-- START OF Data shown --

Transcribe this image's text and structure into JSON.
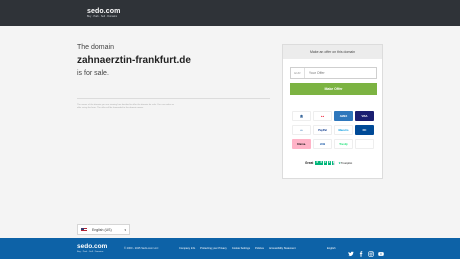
{
  "header": {
    "logo_main": "sedo.com",
    "logo_sub": "Buy · Park · Sell · Domains"
  },
  "main": {
    "intro": "The domain",
    "domain": "zahnaerztin-frankfurt.de",
    "status": "is for sale.",
    "disclaimer": "The owner of the domain you are viewing has decided to offer the domain for sale. You can make an offer using the form. The offer will be forwarded to the domain owner."
  },
  "offer_panel": {
    "title": "Make an offer on this domain",
    "currency": "EUR",
    "offer_placeholder": "Your Offer",
    "button_label": "Make Offer",
    "payments": [
      {
        "name": "bank-transfer-icon",
        "label": "🏛",
        "bg": "#ffffff",
        "fg": "#1a4f8b"
      },
      {
        "name": "mastercard-icon",
        "label": "●●",
        "bg": "#ffffff",
        "fg": "#eb001b"
      },
      {
        "name": "american-express-icon",
        "label": "AMEX",
        "bg": "#2e77bc",
        "fg": "#ffffff"
      },
      {
        "name": "visa-icon",
        "label": "VISA",
        "bg": "#1a1f71",
        "fg": "#ffffff"
      },
      {
        "name": "credit-card-icon",
        "label": "▭",
        "bg": "#ffffff",
        "fg": "#2a6fb0"
      },
      {
        "name": "paypal-icon",
        "label": "PayPal",
        "bg": "#ffffff",
        "fg": "#003087"
      },
      {
        "name": "maestro-icon",
        "label": "Maestro",
        "bg": "#ffffff",
        "fg": "#0099df"
      },
      {
        "name": "diners-club-icon",
        "label": "DC",
        "bg": "#004a97",
        "fg": "#ffffff"
      },
      {
        "name": "klarna-icon",
        "label": "Klarna.",
        "bg": "#ffb3c7",
        "fg": "#111111"
      },
      {
        "name": "jcb-icon",
        "label": "JCB",
        "bg": "#ffffff",
        "fg": "#0b4ea2"
      },
      {
        "name": "trustly-icon",
        "label": "Trustly",
        "bg": "#ffffff",
        "fg": "#0ee06e"
      },
      {
        "name": "blank-payment-icon",
        "label": "",
        "bg": "#ffffff",
        "fg": "#ffffff"
      }
    ],
    "trust_label": "Great",
    "trust_brand": "Trustpilot"
  },
  "language": {
    "current": "English (US)"
  },
  "footer": {
    "logo_main": "sedo.com",
    "logo_sub": "Buy · Park · Sell · Domains",
    "copyright": "© 2000 - 2025 Sedo.com LLC",
    "links": [
      "Company Info",
      "Protecting your Privacy",
      "Cookie Settings",
      "Policies",
      "Accessibility Statement"
    ],
    "footer_lang": "English"
  },
  "colors": {
    "topbar": "#2f3338",
    "accent_green": "#7cb342",
    "footer_blue": "#0d62a7"
  }
}
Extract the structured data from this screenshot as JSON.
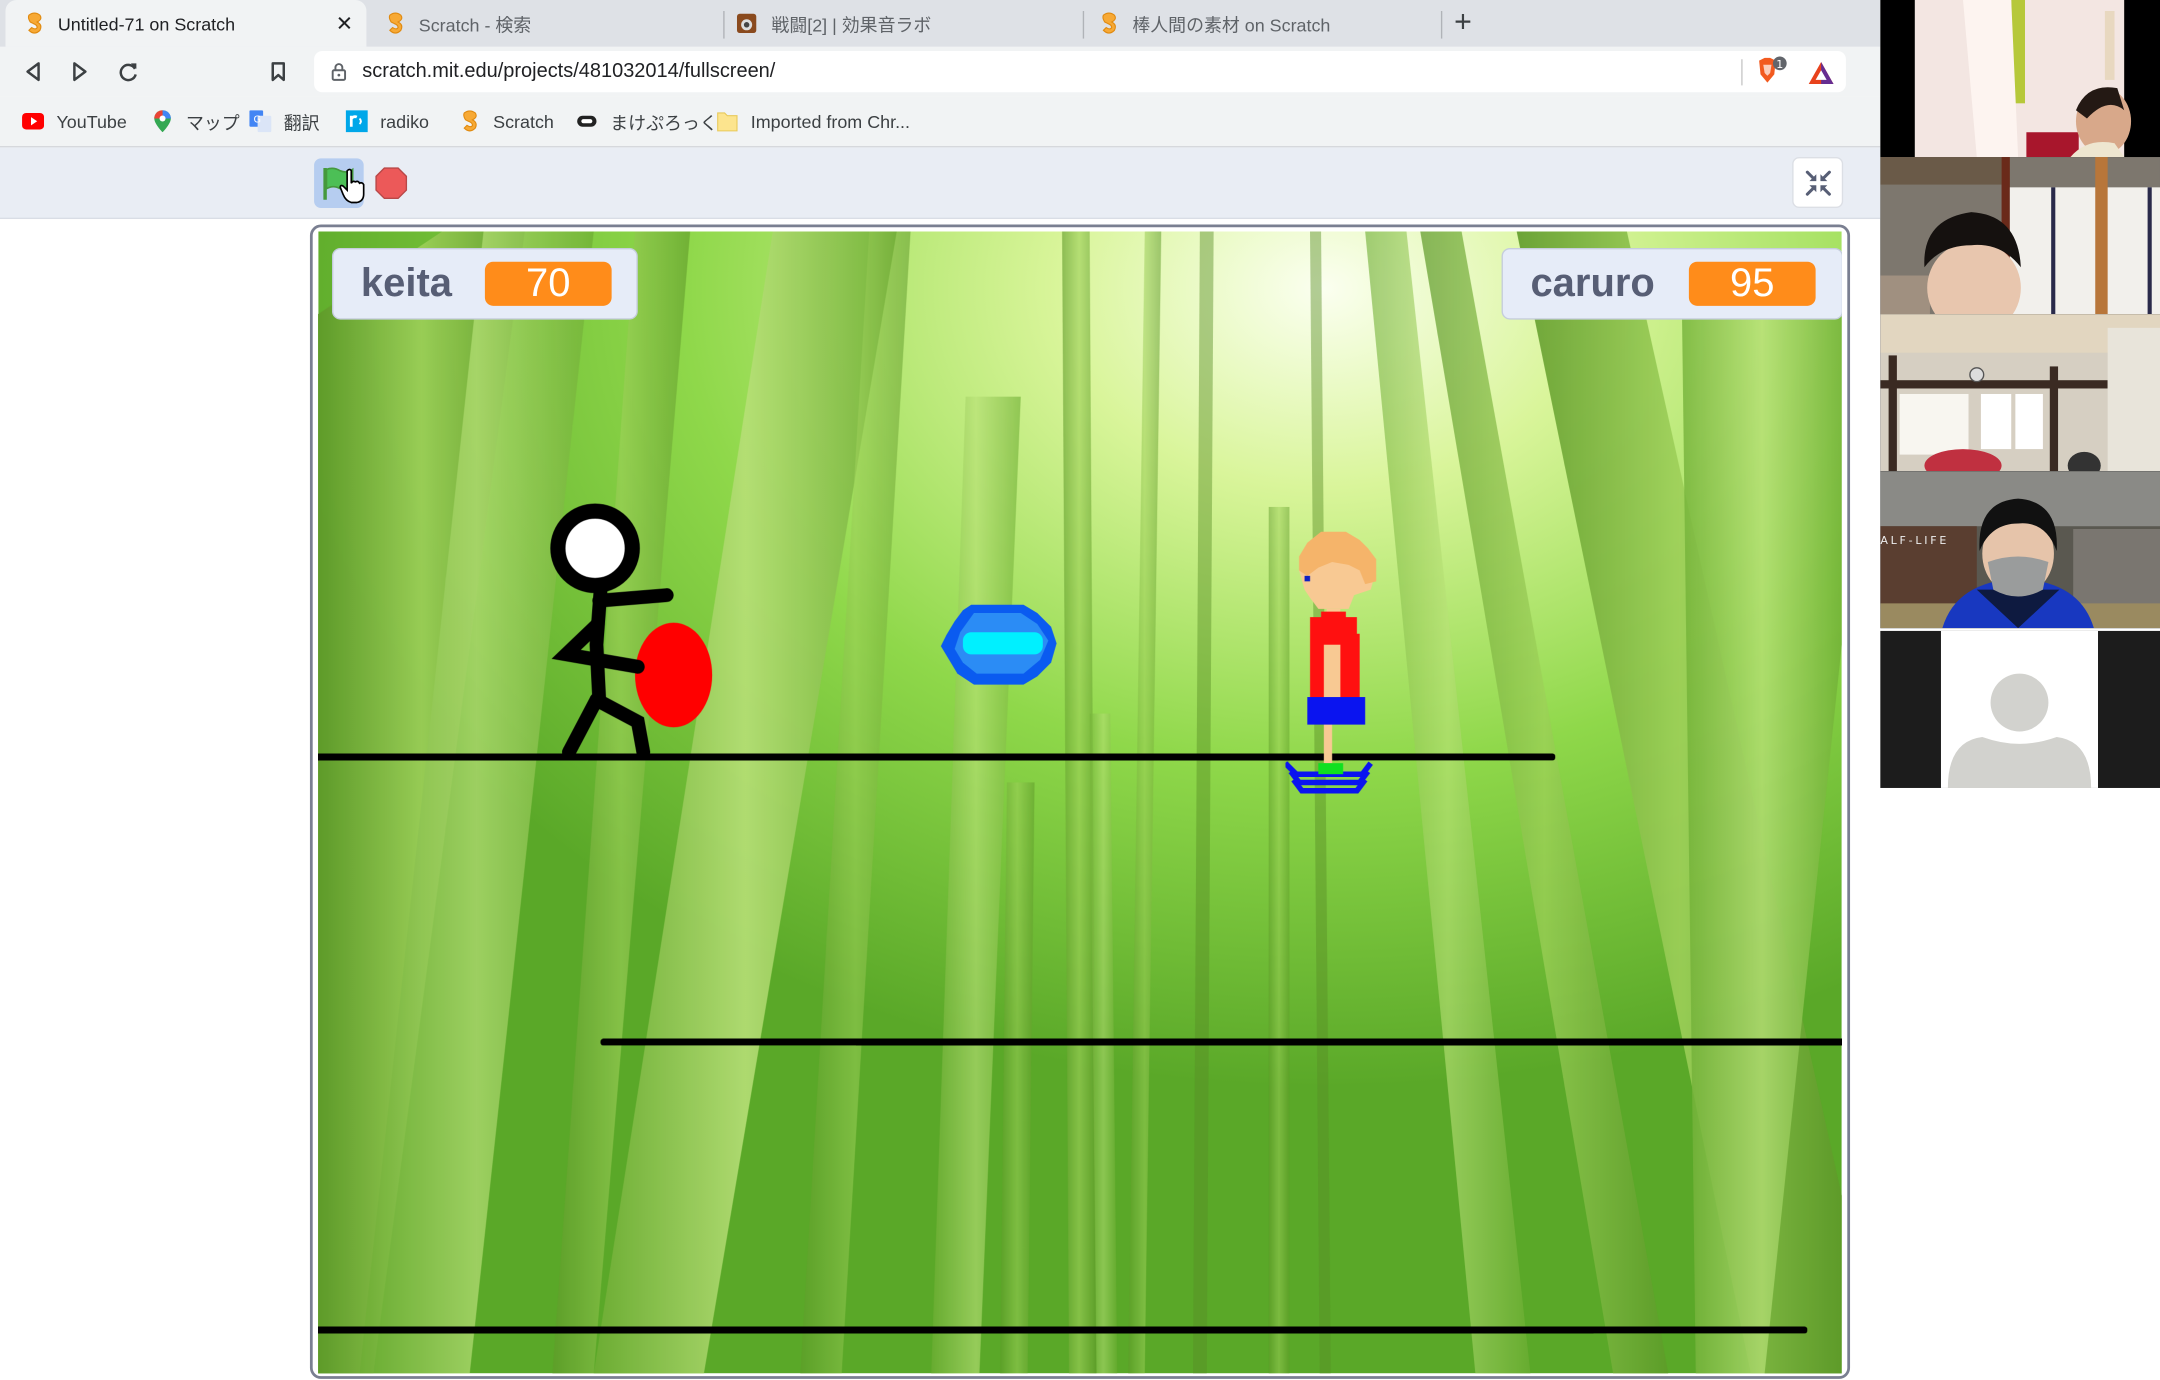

-- END OF Data shown --

Aim of the exercise: Look through the entries above; copy every line holding the string "sale".

Written response:
    "status": "is for sale.",
    "disclaimer": "The owner of the domain you are viewing has decided to offer the domain for sale. You can make an offer using the form. The offer will be forwarded to the domain owner."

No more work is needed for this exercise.